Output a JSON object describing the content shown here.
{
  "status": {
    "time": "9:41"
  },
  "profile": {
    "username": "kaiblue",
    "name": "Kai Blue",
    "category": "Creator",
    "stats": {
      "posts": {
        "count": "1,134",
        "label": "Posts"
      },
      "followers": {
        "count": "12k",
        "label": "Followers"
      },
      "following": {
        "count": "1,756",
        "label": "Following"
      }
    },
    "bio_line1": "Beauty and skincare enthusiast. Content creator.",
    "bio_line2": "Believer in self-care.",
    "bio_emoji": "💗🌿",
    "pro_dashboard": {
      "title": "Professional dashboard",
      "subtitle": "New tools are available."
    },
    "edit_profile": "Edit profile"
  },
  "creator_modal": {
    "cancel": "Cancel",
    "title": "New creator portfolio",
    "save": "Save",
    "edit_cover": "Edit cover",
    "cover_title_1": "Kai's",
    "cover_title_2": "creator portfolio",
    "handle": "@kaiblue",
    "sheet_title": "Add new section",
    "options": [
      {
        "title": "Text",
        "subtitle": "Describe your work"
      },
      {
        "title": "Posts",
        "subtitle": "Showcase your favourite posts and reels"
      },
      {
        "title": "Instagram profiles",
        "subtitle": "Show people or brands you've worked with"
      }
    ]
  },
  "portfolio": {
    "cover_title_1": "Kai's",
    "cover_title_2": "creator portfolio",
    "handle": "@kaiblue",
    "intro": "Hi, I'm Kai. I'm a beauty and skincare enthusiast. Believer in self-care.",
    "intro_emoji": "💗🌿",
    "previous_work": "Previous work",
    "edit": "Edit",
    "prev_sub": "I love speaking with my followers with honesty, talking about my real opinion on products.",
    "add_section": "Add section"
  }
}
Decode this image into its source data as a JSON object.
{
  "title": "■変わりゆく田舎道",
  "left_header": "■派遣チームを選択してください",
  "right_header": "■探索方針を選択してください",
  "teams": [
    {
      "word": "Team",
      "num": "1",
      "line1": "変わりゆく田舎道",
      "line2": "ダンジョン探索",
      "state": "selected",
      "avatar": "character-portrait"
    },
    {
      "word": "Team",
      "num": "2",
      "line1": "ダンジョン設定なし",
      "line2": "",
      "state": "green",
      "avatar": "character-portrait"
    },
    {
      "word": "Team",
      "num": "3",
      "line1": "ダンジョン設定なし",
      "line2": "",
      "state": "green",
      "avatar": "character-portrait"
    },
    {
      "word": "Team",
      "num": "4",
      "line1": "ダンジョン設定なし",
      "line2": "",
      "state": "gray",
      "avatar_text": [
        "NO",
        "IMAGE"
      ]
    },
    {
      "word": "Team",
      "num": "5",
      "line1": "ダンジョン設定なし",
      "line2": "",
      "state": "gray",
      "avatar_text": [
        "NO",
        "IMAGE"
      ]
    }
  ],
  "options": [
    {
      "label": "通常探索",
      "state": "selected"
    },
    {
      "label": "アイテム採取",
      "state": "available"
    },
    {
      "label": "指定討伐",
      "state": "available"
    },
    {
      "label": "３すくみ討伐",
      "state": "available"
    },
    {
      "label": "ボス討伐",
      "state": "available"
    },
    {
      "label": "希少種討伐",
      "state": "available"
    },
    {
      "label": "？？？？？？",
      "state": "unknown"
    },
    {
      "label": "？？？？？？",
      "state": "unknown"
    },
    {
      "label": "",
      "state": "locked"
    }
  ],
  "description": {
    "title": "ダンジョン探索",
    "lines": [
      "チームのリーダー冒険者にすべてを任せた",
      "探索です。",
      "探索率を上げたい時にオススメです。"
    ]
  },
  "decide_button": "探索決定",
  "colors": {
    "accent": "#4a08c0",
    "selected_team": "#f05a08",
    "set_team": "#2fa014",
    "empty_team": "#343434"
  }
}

* * * *

▶ **Stated goal**: Count every line in the entries above where the word "subtitle" appears; respond with the number alone.

▶ **Result of this exercise**: 4